··· Data provided

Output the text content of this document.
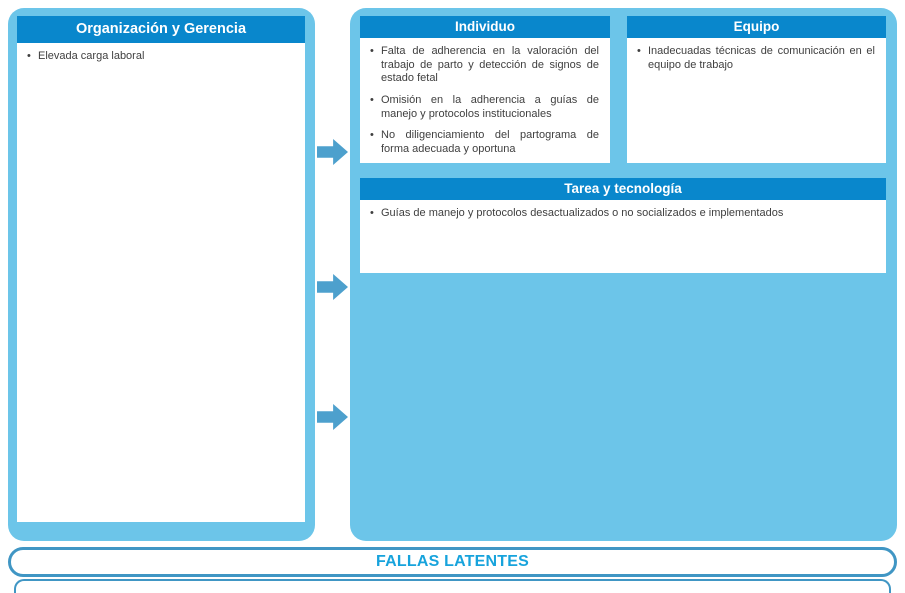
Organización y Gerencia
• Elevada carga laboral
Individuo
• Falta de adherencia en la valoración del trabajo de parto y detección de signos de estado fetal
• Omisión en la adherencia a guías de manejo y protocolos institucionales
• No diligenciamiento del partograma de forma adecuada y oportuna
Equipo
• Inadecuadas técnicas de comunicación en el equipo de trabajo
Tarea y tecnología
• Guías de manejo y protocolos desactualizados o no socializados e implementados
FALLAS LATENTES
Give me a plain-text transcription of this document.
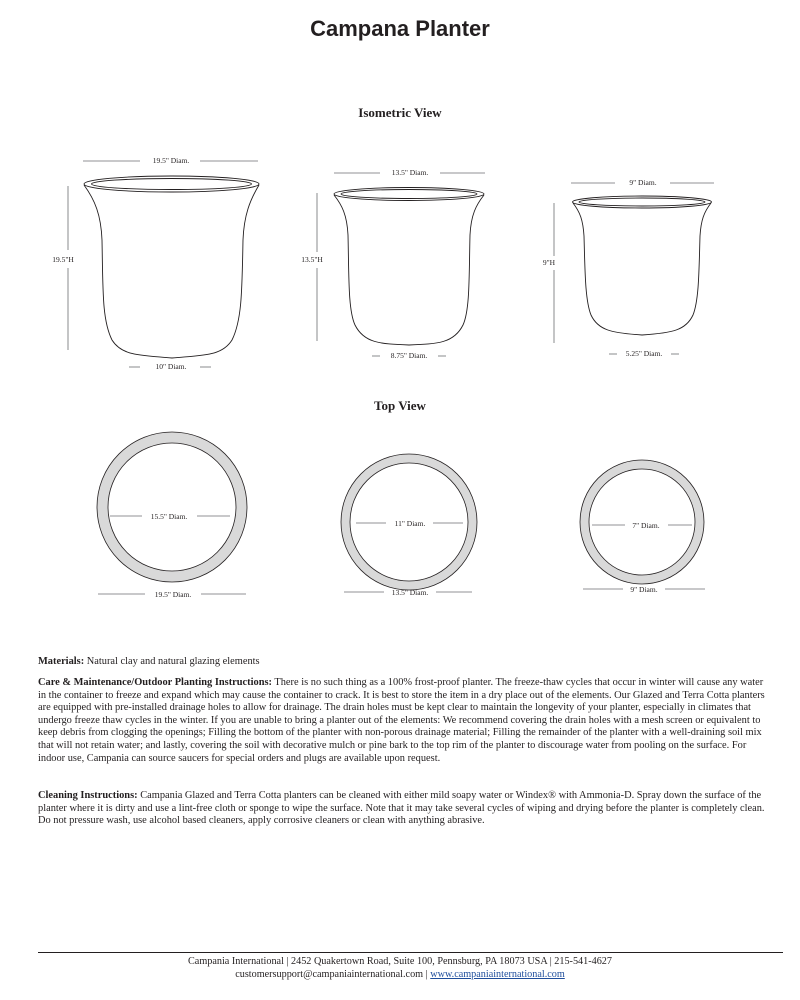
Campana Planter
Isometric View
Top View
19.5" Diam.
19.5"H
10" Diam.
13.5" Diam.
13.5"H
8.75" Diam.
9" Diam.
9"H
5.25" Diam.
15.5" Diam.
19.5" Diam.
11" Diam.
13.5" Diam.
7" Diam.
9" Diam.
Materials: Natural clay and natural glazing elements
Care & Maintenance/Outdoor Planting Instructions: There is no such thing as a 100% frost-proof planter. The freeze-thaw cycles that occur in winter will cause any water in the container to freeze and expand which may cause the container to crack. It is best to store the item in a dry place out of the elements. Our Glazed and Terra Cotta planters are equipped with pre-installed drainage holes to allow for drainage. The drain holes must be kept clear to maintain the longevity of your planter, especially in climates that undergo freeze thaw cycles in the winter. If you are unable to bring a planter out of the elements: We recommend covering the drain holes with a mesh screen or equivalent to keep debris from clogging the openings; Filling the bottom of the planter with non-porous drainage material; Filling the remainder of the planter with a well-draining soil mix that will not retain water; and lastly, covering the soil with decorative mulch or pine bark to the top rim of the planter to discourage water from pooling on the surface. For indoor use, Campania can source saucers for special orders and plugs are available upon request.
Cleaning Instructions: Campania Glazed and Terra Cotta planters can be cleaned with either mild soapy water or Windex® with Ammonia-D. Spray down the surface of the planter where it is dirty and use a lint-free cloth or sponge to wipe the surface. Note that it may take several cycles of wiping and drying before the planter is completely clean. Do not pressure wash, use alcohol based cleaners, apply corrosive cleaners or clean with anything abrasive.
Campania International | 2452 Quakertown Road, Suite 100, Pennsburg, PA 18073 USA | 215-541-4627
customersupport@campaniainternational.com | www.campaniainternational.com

······

◆ **Required work**: Look for the word "trabajo" in every line of the listing and copy the lines that have it.

◆ **Answer**:
• Falta de adherencia en la valoración del trabajo de parto y detección de signos de estado fetal
• Inadecuadas técnicas de comunicación en el equipo de trabajo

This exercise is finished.